» **Problem statement**:
Give the records back in full, exactly as they read.

» **Records for the task**:
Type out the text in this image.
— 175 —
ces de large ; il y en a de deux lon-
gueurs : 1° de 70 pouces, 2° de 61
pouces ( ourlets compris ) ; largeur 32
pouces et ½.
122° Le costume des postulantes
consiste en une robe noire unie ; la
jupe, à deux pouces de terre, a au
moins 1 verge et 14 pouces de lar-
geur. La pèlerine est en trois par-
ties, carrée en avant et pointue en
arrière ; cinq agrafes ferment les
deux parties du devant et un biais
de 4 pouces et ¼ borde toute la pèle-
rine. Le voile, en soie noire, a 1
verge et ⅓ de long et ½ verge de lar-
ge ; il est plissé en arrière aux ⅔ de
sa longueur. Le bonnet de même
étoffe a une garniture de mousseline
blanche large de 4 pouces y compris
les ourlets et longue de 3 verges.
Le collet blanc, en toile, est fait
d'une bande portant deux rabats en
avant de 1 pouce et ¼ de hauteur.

» **Output of the exercise**:
Type out the text in this image.
— 175 —
ces de large ; il y en a de deux lon-
gueurs : 1° de 70 pouces, 2° de 61
pouces ( ourlets compris ) ; largeur 32
pouces et ½.
122° Le costume des postulantes
consiste en une robe noire unie ; la
jupe, à deux pouces de terre, a au
moins 1 verge et 14 pouces de lar-
geur. La pèlerine est en trois par-
ties, carrée en avant et pointue en
arrière ; cinq agrafes ferment les
deux parties du devant et un biais
de 4 pouces et ¼ borde toute la pèle-
rine. Le voile, en soie noire, a 1
verge et ⅓ de long et ½ verge de lar-
ge ; il est plissé en arrière aux ⅔ de
sa longueur. Le bonnet de même
étoffe a une garniture de mousseline
blanche large de 4 pouces y compris
les ourlets et longue de 3 verges.
Le collet blanc, en toile, est fait
d'une bande portant deux rabats en
avant de 1 pouce et ¼ de hauteur.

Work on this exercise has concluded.